**YOUR OBJECTIVE**
Copy out each line of the data that holds the word "title".

**LISTED RECORDS**
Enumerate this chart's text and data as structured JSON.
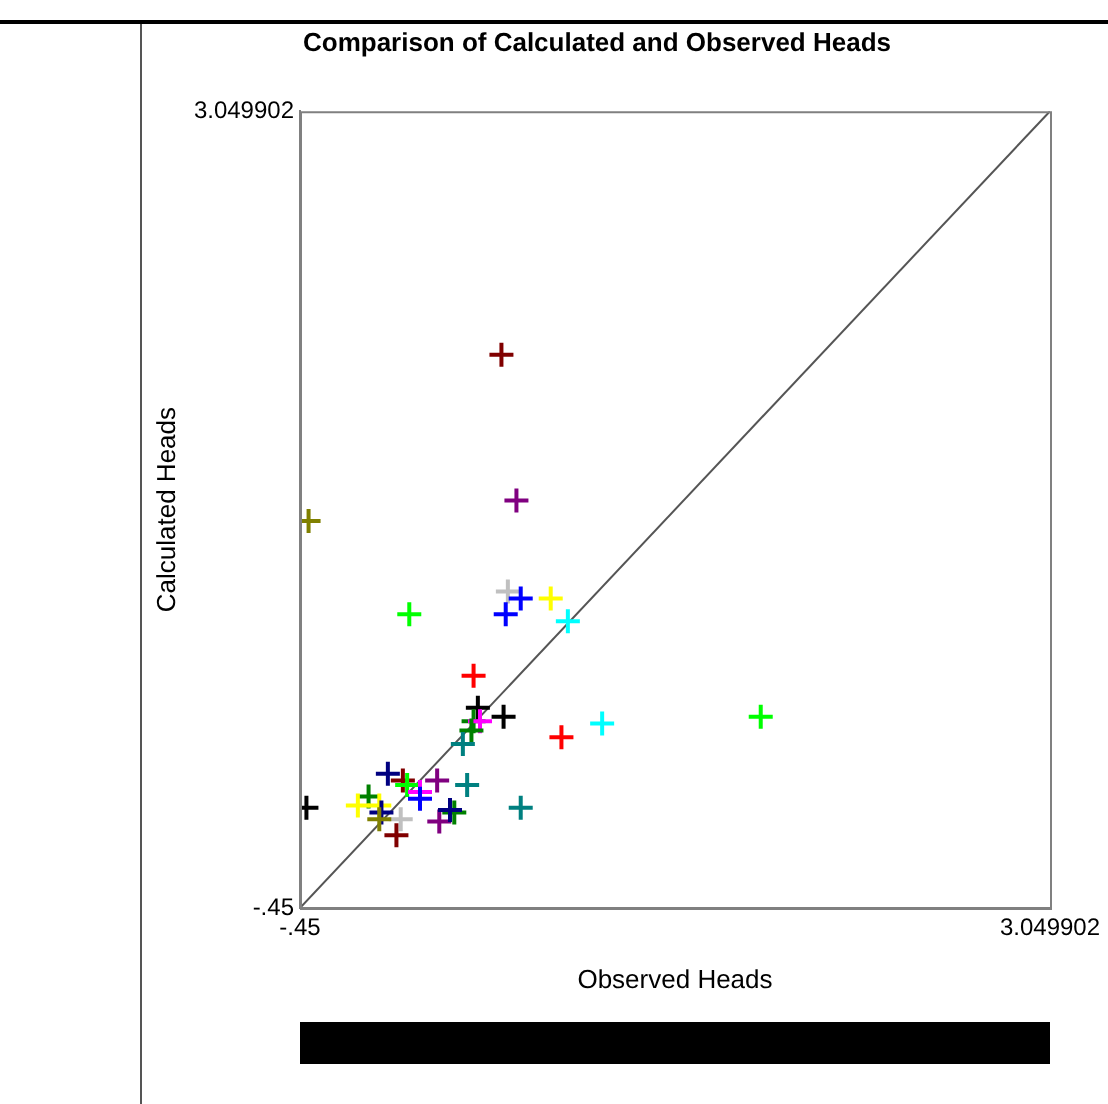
{
  "chart_data": {
    "type": "scatter",
    "title": "Comparison of Calculated and Observed Heads",
    "xlabel": "Observed Heads",
    "ylabel": "Calculated Heads",
    "xlim": [
      -0.45,
      3.049902
    ],
    "ylim": [
      -0.45,
      3.049902
    ],
    "xticks": [
      {
        "value": -0.45,
        "label": "-.45"
      },
      3.049902
    ],
    "yticks": [
      {
        "value": -0.45,
        "label": "-.45"
      },
      3.049902
    ],
    "grid": false,
    "legend": false,
    "marker": "cross",
    "series": [
      {
        "x": [
          0.49,
          0.56,
          -0.41,
          0.06,
          0.52,
          0.58,
          0.51,
          0.72,
          0.8,
          0.36,
          0.38,
          0.5,
          0.36,
          0.39,
          0.35,
          0.31,
          0.77,
          0.96,
          1.7,
          -0.04,
          0.03,
          0.05,
          0.19,
          0.33,
          0.11,
          0.11,
          -0.13,
          -0.18,
          -0.08,
          -0.07,
          -0.42,
          0.02,
          -0.08,
          0.0,
          0.2,
          0.27,
          0.25,
          0.58
        ],
        "values": [
          1.98,
          1.34,
          1.25,
          0.84,
          0.94,
          0.91,
          0.84,
          0.91,
          0.81,
          0.57,
          0.43,
          0.39,
          0.37,
          0.37,
          0.33,
          0.27,
          0.3,
          0.36,
          0.39,
          0.14,
          0.11,
          0.09,
          0.11,
          0.09,
          0.06,
          0.03,
          0.04,
          0.0,
          0.0,
          -0.03,
          -0.01,
          -0.06,
          -0.06,
          -0.13,
          -0.07,
          -0.03,
          -0.02,
          -0.01
        ],
        "colors": [
          "#800000",
          "#800080",
          "#808000",
          "#00ff00",
          "#c0c0c0",
          "#0000ff",
          "#0000ff",
          "#ffff00",
          "#00ffff",
          "#ff0000",
          "#000000",
          "#000000",
          "#008000",
          "#ff00ff",
          "#008000",
          "#008080",
          "#ff0000",
          "#00ffff",
          "#00ff00",
          "#000080",
          "#800000",
          "#00ff00",
          "#800080",
          "#008080",
          "#ff00ff",
          "#0000ff",
          "#008000",
          "#ffff00",
          "#ffff00",
          "#000080",
          "#000000",
          "#c0c0c0",
          "#808000",
          "#800000",
          "#800080",
          "#008000",
          "#000080",
          "#008080"
        ]
      },
      {
        "type": "line",
        "x": [
          -0.45,
          3.049902
        ],
        "values": [
          -0.45,
          3.049902
        ],
        "color": "#555555",
        "marker": "none",
        "line_style": "solid"
      }
    ]
  }
}
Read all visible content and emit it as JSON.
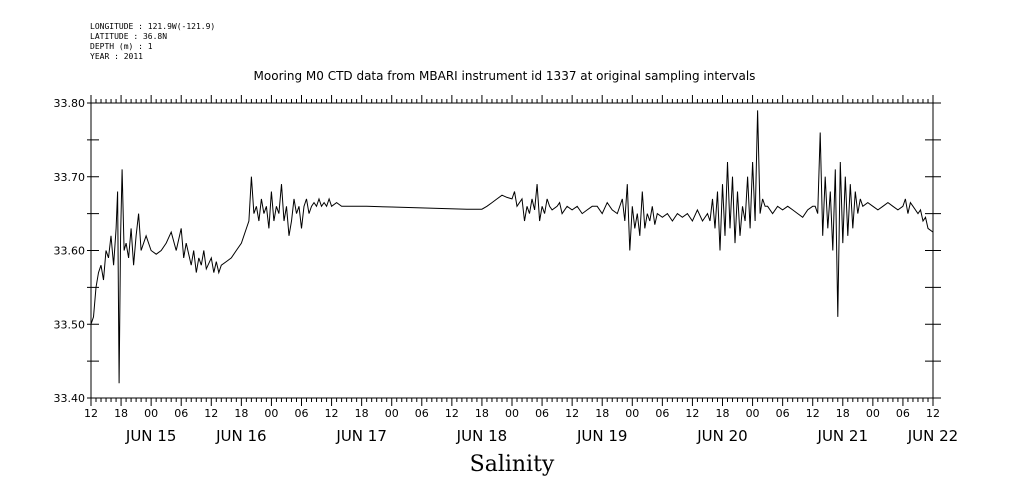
{
  "meta_lines": [
    "LONGITUDE : 121.9W(-121.9)",
    "LATITUDE : 36.8N",
    "DEPTH (m) : 1",
    "YEAR : 2011"
  ],
  "chart_data": {
    "type": "line",
    "title": "Mooring M0 CTD data from MBARI instrument id 1337 at original sampling intervals",
    "xlabel": "Salinity",
    "ylabel": "",
    "ylim": [
      33.4,
      33.8
    ],
    "yticks": [
      33.4,
      33.5,
      33.6,
      33.7,
      33.8
    ],
    "ytick_labels": [
      "33.40",
      "33.50",
      "33.60",
      "33.70",
      "33.80"
    ],
    "xlim_hours": [
      0,
      168
    ],
    "hour_tick_labels": [
      "12",
      "18",
      "00",
      "06",
      "12",
      "18",
      "00",
      "06",
      "12",
      "18",
      "00",
      "06",
      "12",
      "18",
      "00",
      "06",
      "12",
      "18",
      "00",
      "06",
      "12",
      "18",
      "00",
      "06",
      "12",
      "18",
      "00",
      "06",
      "12"
    ],
    "date_labels": [
      "JUN 15",
      "JUN 16",
      "JUN 17",
      "JUN 18",
      "JUN 19",
      "JUN 20",
      "JUN 21",
      "JUN 22"
    ],
    "date_label_hours": [
      12,
      30,
      54,
      78,
      102,
      126,
      150,
      168
    ],
    "grid": false,
    "series": [
      {
        "color": "#000000",
        "points": [
          [
            0,
            33.5
          ],
          [
            0.5,
            33.51
          ],
          [
            1,
            33.55
          ],
          [
            1.5,
            33.57
          ],
          [
            2,
            33.58
          ],
          [
            2.5,
            33.56
          ],
          [
            3,
            33.6
          ],
          [
            3.5,
            33.59
          ],
          [
            4,
            33.62
          ],
          [
            4.5,
            33.58
          ],
          [
            5,
            33.63
          ],
          [
            5.3,
            33.68
          ],
          [
            5.6,
            33.42
          ],
          [
            5.9,
            33.62
          ],
          [
            6.2,
            33.71
          ],
          [
            6.6,
            33.6
          ],
          [
            7,
            33.61
          ],
          [
            7.5,
            33.59
          ],
          [
            8,
            33.63
          ],
          [
            8.5,
            33.58
          ],
          [
            9,
            33.62
          ],
          [
            9.5,
            33.65
          ],
          [
            10,
            33.6
          ],
          [
            11,
            33.62
          ],
          [
            12,
            33.6
          ],
          [
            13,
            33.595
          ],
          [
            14,
            33.6
          ],
          [
            15,
            33.61
          ],
          [
            16,
            33.625
          ],
          [
            17,
            33.6
          ],
          [
            18,
            33.63
          ],
          [
            18.5,
            33.59
          ],
          [
            19,
            33.61
          ],
          [
            20,
            33.58
          ],
          [
            20.5,
            33.6
          ],
          [
            21,
            33.57
          ],
          [
            21.5,
            33.59
          ],
          [
            22,
            33.58
          ],
          [
            22.5,
            33.6
          ],
          [
            23,
            33.575
          ],
          [
            24,
            33.59
          ],
          [
            24.5,
            33.57
          ],
          [
            25,
            33.585
          ],
          [
            25.5,
            33.57
          ],
          [
            26,
            33.58
          ],
          [
            27,
            33.585
          ],
          [
            28,
            33.59
          ],
          [
            29,
            33.6
          ],
          [
            30,
            33.61
          ],
          [
            31,
            33.63
          ],
          [
            31.5,
            33.64
          ],
          [
            32,
            33.7
          ],
          [
            32.5,
            33.65
          ],
          [
            33,
            33.66
          ],
          [
            33.5,
            33.64
          ],
          [
            34,
            33.67
          ],
          [
            34.5,
            33.65
          ],
          [
            35,
            33.66
          ],
          [
            35.5,
            33.63
          ],
          [
            36,
            33.68
          ],
          [
            36.5,
            33.64
          ],
          [
            37,
            33.66
          ],
          [
            37.5,
            33.65
          ],
          [
            38,
            33.69
          ],
          [
            38.5,
            33.64
          ],
          [
            39,
            33.66
          ],
          [
            39.5,
            33.62
          ],
          [
            40,
            33.64
          ],
          [
            40.5,
            33.67
          ],
          [
            41,
            33.65
          ],
          [
            41.5,
            33.66
          ],
          [
            42,
            33.63
          ],
          [
            42.5,
            33.66
          ],
          [
            43,
            33.67
          ],
          [
            43.5,
            33.65
          ],
          [
            44,
            33.66
          ],
          [
            44.5,
            33.665
          ],
          [
            45,
            33.66
          ],
          [
            45.5,
            33.67
          ],
          [
            46,
            33.66
          ],
          [
            46.5,
            33.665
          ],
          [
            47,
            33.66
          ],
          [
            47.5,
            33.67
          ],
          [
            48,
            33.66
          ],
          [
            49,
            33.665
          ],
          [
            50,
            33.66
          ],
          [
            51,
            33.66
          ],
          [
            55,
            33.66
          ],
          [
            60,
            33.659
          ],
          [
            65,
            33.658
          ],
          [
            70,
            33.657
          ],
          [
            75,
            33.656
          ],
          [
            78,
            33.656
          ],
          [
            79,
            33.66
          ],
          [
            80,
            33.665
          ],
          [
            81,
            33.67
          ],
          [
            82,
            33.675
          ],
          [
            83,
            33.672
          ],
          [
            84,
            33.67
          ],
          [
            84.5,
            33.68
          ],
          [
            85,
            33.66
          ],
          [
            86,
            33.67
          ],
          [
            86.5,
            33.64
          ],
          [
            87,
            33.66
          ],
          [
            87.5,
            33.65
          ],
          [
            88,
            33.67
          ],
          [
            88.5,
            33.655
          ],
          [
            89,
            33.69
          ],
          [
            89.5,
            33.64
          ],
          [
            90,
            33.66
          ],
          [
            90.5,
            33.65
          ],
          [
            91,
            33.67
          ],
          [
            91.5,
            33.66
          ],
          [
            92,
            33.655
          ],
          [
            93,
            33.66
          ],
          [
            93.5,
            33.665
          ],
          [
            94,
            33.65
          ],
          [
            95,
            33.66
          ],
          [
            96,
            33.655
          ],
          [
            97,
            33.66
          ],
          [
            98,
            33.65
          ],
          [
            99,
            33.655
          ],
          [
            100,
            33.66
          ],
          [
            100.5,
            33.66
          ],
          [
            101,
            33.66
          ],
          [
            102,
            33.65
          ],
          [
            103,
            33.665
          ],
          [
            104,
            33.655
          ],
          [
            105,
            33.65
          ],
          [
            106,
            33.67
          ],
          [
            106.5,
            33.64
          ],
          [
            107,
            33.69
          ],
          [
            107.5,
            33.6
          ],
          [
            108,
            33.66
          ],
          [
            108.5,
            33.63
          ],
          [
            109,
            33.65
          ],
          [
            109.5,
            33.62
          ],
          [
            110,
            33.68
          ],
          [
            110.5,
            33.63
          ],
          [
            111,
            33.65
          ],
          [
            111.5,
            33.64
          ],
          [
            112,
            33.66
          ],
          [
            112.5,
            33.635
          ],
          [
            113,
            33.65
          ],
          [
            114,
            33.645
          ],
          [
            115,
            33.65
          ],
          [
            116,
            33.64
          ],
          [
            117,
            33.65
          ],
          [
            118,
            33.645
          ],
          [
            119,
            33.65
          ],
          [
            120,
            33.64
          ],
          [
            121,
            33.655
          ],
          [
            122,
            33.64
          ],
          [
            123,
            33.65
          ],
          [
            123.5,
            33.64
          ],
          [
            124,
            33.67
          ],
          [
            124.5,
            33.63
          ],
          [
            125,
            33.68
          ],
          [
            125.5,
            33.6
          ],
          [
            126,
            33.69
          ],
          [
            126.5,
            33.62
          ],
          [
            127,
            33.72
          ],
          [
            127.5,
            33.63
          ],
          [
            128,
            33.7
          ],
          [
            128.5,
            33.61
          ],
          [
            129,
            33.68
          ],
          [
            129.5,
            33.62
          ],
          [
            130,
            33.66
          ],
          [
            130.5,
            33.64
          ],
          [
            131,
            33.7
          ],
          [
            131.5,
            33.63
          ],
          [
            132,
            33.72
          ],
          [
            132.5,
            33.64
          ],
          [
            133,
            33.79
          ],
          [
            133.5,
            33.65
          ],
          [
            134,
            33.67
          ],
          [
            134.5,
            33.66
          ],
          [
            135,
            33.66
          ],
          [
            136,
            33.65
          ],
          [
            137,
            33.66
          ],
          [
            138,
            33.655
          ],
          [
            139,
            33.66
          ],
          [
            140,
            33.655
          ],
          [
            141,
            33.65
          ],
          [
            142,
            33.645
          ],
          [
            143,
            33.655
          ],
          [
            144,
            33.66
          ],
          [
            144.5,
            33.66
          ],
          [
            145,
            33.65
          ],
          [
            145.5,
            33.76
          ],
          [
            146,
            33.62
          ],
          [
            146.5,
            33.7
          ],
          [
            147,
            33.63
          ],
          [
            147.5,
            33.68
          ],
          [
            148,
            33.6
          ],
          [
            148.5,
            33.71
          ],
          [
            149,
            33.51
          ],
          [
            149.5,
            33.72
          ],
          [
            150,
            33.61
          ],
          [
            150.5,
            33.7
          ],
          [
            151,
            33.62
          ],
          [
            151.5,
            33.69
          ],
          [
            152,
            33.63
          ],
          [
            152.5,
            33.68
          ],
          [
            153,
            33.65
          ],
          [
            153.5,
            33.67
          ],
          [
            154,
            33.66
          ],
          [
            155,
            33.665
          ],
          [
            156,
            33.66
          ],
          [
            157,
            33.655
          ],
          [
            158,
            33.66
          ],
          [
            159,
            33.665
          ],
          [
            160,
            33.66
          ],
          [
            161,
            33.655
          ],
          [
            162,
            33.66
          ],
          [
            162.5,
            33.67
          ],
          [
            163,
            33.65
          ],
          [
            163.5,
            33.665
          ],
          [
            164,
            33.66
          ],
          [
            165,
            33.65
          ],
          [
            165.5,
            33.655
          ],
          [
            166,
            33.64
          ],
          [
            166.5,
            33.645
          ],
          [
            167,
            33.63
          ],
          [
            168,
            33.625
          ]
        ]
      }
    ]
  }
}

**ANSWER TO THE TASK**
    "title": "Comparison of Calculated and Observed Heads",
    "title": "Mooring M0 CTD data from MBARI instrument id 1337 at original sampling intervals",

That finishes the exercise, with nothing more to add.